Joe Quirk is an American author originally from Westfield, New Jersey. His latest book is Seasteading: How Floating Nations Will Restore the Environment, Enrich the Poor, Cure the Sick, and Liberate Humanity from Politicians. Quirk is also president of the non-profit Seasteading Institute.

==Work==
Quirk's novel The Ultimate Rush, published in 1998, concerns a rollerblading messenger caught in an illegal insider trading ring.

Quirk's nonfiction book It's Not You, It's Biology: the Science of Love, Sex & Relationships (originally titled Sperm Are from Men, Eggs Are from Women: The Real Reason Men and Women Are Different, as a retort to John Gray's Men Are from Mars, Women Are from Venus) is a relationships book grounded in science, presenting relationship advice heavily grounded in evolutionary psychology.

Quirk's 2009 novel Exult tells a story of love, death, and hope among a community of hang-gliders.

Quirk has also published a science/history book, Call to the Rescue: The Story of the Marine Mammal Center.

(Exercise aim)
Reproduce the passage on Joe Quirk verbatim from "Joe Quirk is" to "insider trading ring.". Work only from the passage on Joe Quirk.

(Supplied material)
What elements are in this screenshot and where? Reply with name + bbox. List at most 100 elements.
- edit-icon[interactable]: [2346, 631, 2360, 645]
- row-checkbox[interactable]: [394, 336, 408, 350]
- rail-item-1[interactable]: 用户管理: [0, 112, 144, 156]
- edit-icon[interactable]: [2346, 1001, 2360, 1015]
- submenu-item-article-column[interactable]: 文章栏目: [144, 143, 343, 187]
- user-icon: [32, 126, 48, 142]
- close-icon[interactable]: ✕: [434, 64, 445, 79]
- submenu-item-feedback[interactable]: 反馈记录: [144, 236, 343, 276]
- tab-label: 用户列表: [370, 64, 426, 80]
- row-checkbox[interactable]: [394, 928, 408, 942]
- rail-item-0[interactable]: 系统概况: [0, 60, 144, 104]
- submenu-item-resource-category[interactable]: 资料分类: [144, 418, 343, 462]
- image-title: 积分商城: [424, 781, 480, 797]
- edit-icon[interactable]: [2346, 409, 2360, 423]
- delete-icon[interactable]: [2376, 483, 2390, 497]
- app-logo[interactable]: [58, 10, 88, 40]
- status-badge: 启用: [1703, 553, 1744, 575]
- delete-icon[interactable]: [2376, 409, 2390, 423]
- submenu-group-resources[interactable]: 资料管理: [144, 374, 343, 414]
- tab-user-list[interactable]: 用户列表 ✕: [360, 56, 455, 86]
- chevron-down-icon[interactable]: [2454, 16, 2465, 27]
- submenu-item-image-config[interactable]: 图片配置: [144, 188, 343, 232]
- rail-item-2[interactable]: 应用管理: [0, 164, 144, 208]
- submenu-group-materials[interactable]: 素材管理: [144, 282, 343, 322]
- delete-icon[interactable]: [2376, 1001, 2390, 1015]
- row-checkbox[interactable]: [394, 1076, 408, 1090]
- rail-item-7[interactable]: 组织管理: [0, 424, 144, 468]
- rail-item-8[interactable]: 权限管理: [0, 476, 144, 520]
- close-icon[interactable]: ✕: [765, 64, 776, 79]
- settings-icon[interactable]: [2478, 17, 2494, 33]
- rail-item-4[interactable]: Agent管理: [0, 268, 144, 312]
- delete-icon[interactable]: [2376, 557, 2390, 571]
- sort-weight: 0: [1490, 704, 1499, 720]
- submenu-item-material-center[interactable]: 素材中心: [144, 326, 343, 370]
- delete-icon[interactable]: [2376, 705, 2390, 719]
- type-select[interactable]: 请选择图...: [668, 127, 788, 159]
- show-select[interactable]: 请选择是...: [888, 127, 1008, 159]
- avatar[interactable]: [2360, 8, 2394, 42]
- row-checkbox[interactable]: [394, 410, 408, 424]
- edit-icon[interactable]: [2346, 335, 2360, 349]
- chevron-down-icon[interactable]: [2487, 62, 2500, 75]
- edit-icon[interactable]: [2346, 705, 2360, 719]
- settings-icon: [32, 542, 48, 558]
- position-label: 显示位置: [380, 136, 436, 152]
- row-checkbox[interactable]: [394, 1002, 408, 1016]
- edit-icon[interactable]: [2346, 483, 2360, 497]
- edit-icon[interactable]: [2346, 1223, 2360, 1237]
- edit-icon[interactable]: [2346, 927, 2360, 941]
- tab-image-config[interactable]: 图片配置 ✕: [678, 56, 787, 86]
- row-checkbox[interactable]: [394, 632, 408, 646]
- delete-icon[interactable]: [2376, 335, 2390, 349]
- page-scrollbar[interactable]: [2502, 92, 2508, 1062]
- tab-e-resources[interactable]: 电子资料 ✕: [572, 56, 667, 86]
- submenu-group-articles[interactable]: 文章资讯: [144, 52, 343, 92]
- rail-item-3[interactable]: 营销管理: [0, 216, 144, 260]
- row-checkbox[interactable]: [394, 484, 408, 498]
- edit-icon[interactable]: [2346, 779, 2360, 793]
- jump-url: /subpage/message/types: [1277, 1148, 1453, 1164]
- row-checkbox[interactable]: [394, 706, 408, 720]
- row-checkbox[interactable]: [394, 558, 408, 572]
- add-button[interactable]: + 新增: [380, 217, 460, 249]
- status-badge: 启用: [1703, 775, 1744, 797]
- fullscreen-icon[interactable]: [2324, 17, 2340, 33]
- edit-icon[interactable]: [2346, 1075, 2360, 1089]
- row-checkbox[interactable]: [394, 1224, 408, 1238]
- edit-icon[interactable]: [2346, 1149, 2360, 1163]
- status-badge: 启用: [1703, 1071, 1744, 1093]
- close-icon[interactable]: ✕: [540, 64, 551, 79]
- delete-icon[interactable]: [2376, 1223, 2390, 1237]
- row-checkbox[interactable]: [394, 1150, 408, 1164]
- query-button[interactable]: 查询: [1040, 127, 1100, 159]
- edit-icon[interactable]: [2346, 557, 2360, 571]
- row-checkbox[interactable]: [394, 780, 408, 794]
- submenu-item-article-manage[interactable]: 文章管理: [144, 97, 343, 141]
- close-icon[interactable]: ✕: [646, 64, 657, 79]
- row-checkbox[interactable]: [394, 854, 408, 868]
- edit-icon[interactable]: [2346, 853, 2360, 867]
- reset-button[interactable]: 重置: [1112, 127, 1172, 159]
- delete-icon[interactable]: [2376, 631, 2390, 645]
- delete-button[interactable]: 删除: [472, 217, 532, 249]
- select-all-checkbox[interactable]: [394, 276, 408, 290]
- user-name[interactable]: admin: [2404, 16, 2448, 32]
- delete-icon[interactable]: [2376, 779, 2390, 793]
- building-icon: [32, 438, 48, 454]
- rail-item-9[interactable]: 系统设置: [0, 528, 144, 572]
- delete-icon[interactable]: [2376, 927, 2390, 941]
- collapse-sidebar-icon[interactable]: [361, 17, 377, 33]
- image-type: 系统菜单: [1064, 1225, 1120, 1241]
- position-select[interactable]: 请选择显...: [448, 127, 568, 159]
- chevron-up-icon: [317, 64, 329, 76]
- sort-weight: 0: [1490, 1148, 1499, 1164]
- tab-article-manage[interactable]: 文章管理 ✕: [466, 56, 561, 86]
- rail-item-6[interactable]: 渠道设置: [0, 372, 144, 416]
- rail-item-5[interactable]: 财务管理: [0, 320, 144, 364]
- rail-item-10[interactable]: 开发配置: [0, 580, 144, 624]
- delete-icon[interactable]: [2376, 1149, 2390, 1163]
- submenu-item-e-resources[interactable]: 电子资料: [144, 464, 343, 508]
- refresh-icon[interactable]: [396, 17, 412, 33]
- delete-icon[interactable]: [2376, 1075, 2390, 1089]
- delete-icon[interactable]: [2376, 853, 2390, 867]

(Exercise response)
Joe Quirk is an American author originally from Westfield, New Jersey. His latest book is Seasteading: How Floating Nations Will Restore the Environment, Enrich the Poor, Cure the Sick, and Liberate Humanity from Politicians. Quirk is also president of the non-profit Seasteading Institute.

==Work==
Quirk's novel The Ultimate Rush, published in 1998, concerns a rollerblading messenger caught in an illegal insider trading ring.